◆ Task brief ◆
Your task is to copy the listing exactly. Drop any pictures from the copy.

◆ Records supplied ◆
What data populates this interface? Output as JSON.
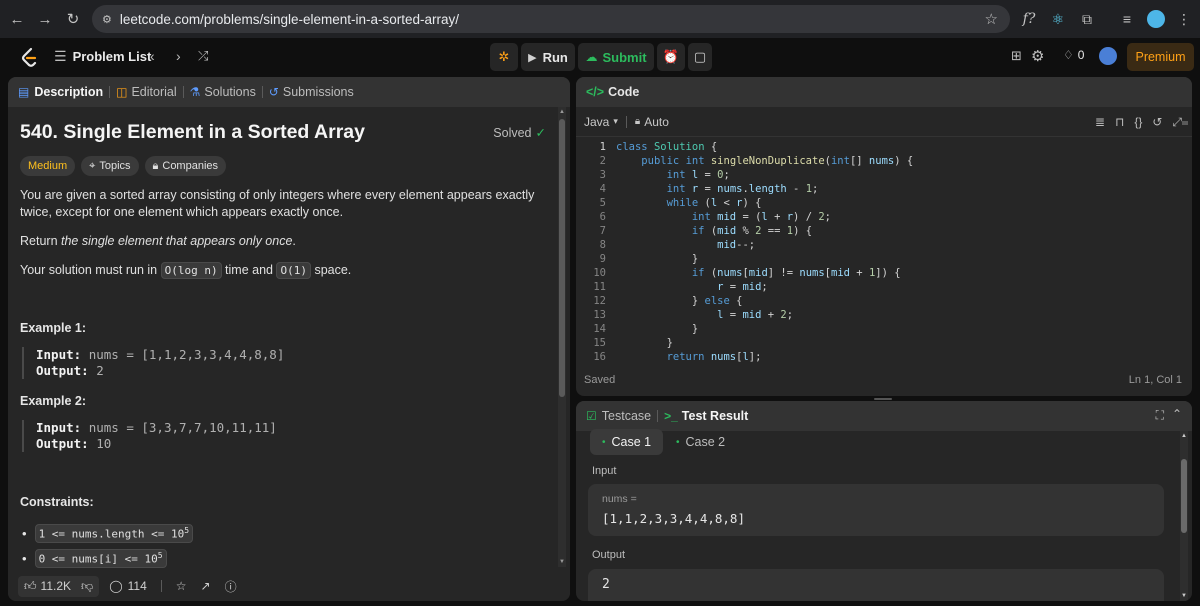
{
  "browser": {
    "url": "leetcode.com/problems/single-element-in-a-sorted-array/"
  },
  "nav": {
    "problem_list": "Problem List",
    "run": "Run",
    "submit": "Submit",
    "streak": "0",
    "premium": "Premium"
  },
  "left": {
    "tabs": [
      "Description",
      "Editorial",
      "Solutions",
      "Submissions"
    ],
    "title": "540. Single Element in a Sorted Array",
    "solved": "Solved",
    "difficulty": "Medium",
    "topics": "Topics",
    "companies": "Companies",
    "desc1": "You are given a sorted array consisting of only integers where every element appears exactly twice, except for one element which appears exactly once.",
    "desc2_pre": "Return ",
    "desc2_em": "the single element that appears only once",
    "desc2_post": ".",
    "desc3_pre": "Your solution must run in ",
    "desc3_code1": "O(log n)",
    "desc3_mid": " time and ",
    "desc3_code2": "O(1)",
    "desc3_post": " space.",
    "examples": [
      {
        "title": "Example 1:",
        "input_label": "Input:",
        "input": "nums = [1,1,2,3,3,4,4,8,8]",
        "output_label": "Output:",
        "output": "2"
      },
      {
        "title": "Example 2:",
        "input_label": "Input:",
        "input": "nums = [3,3,7,7,10,11,11]",
        "output_label": "Output:",
        "output": "10"
      }
    ],
    "constraints_title": "Constraints:",
    "constraint1": "1 <= nums.length <= 10",
    "constraint1_sup": "5",
    "constraint2": "0 <= nums[i] <= 10",
    "constraint2_sup": "5",
    "likes": "11.2K",
    "comments": "114"
  },
  "editor": {
    "header": "Code",
    "language": "Java",
    "auto": "Auto",
    "saved": "Saved",
    "cursor": "Ln 1, Col 1",
    "lines": [
      "class Solution {",
      "    public int singleNonDuplicate(int[] nums) {",
      "        int l = 0;",
      "        int r = nums.length - 1;",
      "        while (l < r) {",
      "            int mid = (l + r) / 2;",
      "            if (mid % 2 == 1) {",
      "                mid--;",
      "            }",
      "            if (nums[mid] != nums[mid + 1]) {",
      "                r = mid;",
      "            } else {",
      "                l = mid + 2;",
      "            }",
      "        }",
      "        return nums[l];"
    ]
  },
  "tests": {
    "tab_testcase": "Testcase",
    "tab_result": "Test Result",
    "case1": "Case 1",
    "case2": "Case 2",
    "input_label": "Input",
    "param": "nums =",
    "param_value": "[1,1,2,3,3,4,4,8,8]",
    "output_label": "Output",
    "output_value": "2"
  },
  "colors": {
    "medium": "#ffc01e",
    "solved": "#2cbb5d",
    "submit": "#2cbb5d",
    "premium": "#ffa116"
  }
}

◆ Result ◆
What data populates this interface? Output as JSON.
{
  "browser": {
    "url": "leetcode.com/problems/single-element-in-a-sorted-array/"
  },
  "nav": {
    "problem_list": "Problem List",
    "run": "Run",
    "submit": "Submit",
    "streak": "0",
    "premium": "Premium"
  },
  "left": {
    "tabs": [
      "Description",
      "Editorial",
      "Solutions",
      "Submissions"
    ],
    "title": "540. Single Element in a Sorted Array",
    "solved": "Solved",
    "difficulty": "Medium",
    "topics": "Topics",
    "companies": "Companies",
    "desc1": "You are given a sorted array consisting of only integers where every element appears exactly twice, except for one element which appears exactly once.",
    "desc2_pre": "Return ",
    "desc2_em": "the single element that appears only once",
    "desc2_post": ".",
    "desc3_pre": "Your solution must run in ",
    "desc3_code1": "O(log n)",
    "desc3_mid": " time and ",
    "desc3_code2": "O(1)",
    "desc3_post": " space.",
    "examples": [
      {
        "title": "Example 1:",
        "input_label": "Input:",
        "input": "nums = [1,1,2,3,3,4,4,8,8]",
        "output_label": "Output:",
        "output": "2"
      },
      {
        "title": "Example 2:",
        "input_label": "Input:",
        "input": "nums = [3,3,7,7,10,11,11]",
        "output_label": "Output:",
        "output": "10"
      }
    ],
    "constraints_title": "Constraints:",
    "constraint1": "1 <= nums.length <= 10",
    "constraint1_sup": "5",
    "constraint2": "0 <= nums[i] <= 10",
    "constraint2_sup": "5",
    "likes": "11.2K",
    "comments": "114"
  },
  "editor": {
    "header": "Code",
    "language": "Java",
    "auto": "Auto",
    "saved": "Saved",
    "cursor": "Ln 1, Col 1",
    "lines": [
      "class Solution {",
      "    public int singleNonDuplicate(int[] nums) {",
      "        int l = 0;",
      "        int r = nums.length - 1;",
      "        while (l < r) {",
      "            int mid = (l + r) / 2;",
      "            if (mid % 2 == 1) {",
      "                mid--;",
      "            }",
      "            if (nums[mid] != nums[mid + 1]) {",
      "                r = mid;",
      "            } else {",
      "                l = mid + 2;",
      "            }",
      "        }",
      "        return nums[l];"
    ]
  },
  "tests": {
    "tab_testcase": "Testcase",
    "tab_result": "Test Result",
    "case1": "Case 1",
    "case2": "Case 2",
    "input_label": "Input",
    "param": "nums =",
    "param_value": "[1,1,2,3,3,4,4,8,8]",
    "output_label": "Output",
    "output_value": "2"
  },
  "colors": {
    "medium": "#ffc01e",
    "solved": "#2cbb5d",
    "submit": "#2cbb5d",
    "premium": "#ffa116"
  }
}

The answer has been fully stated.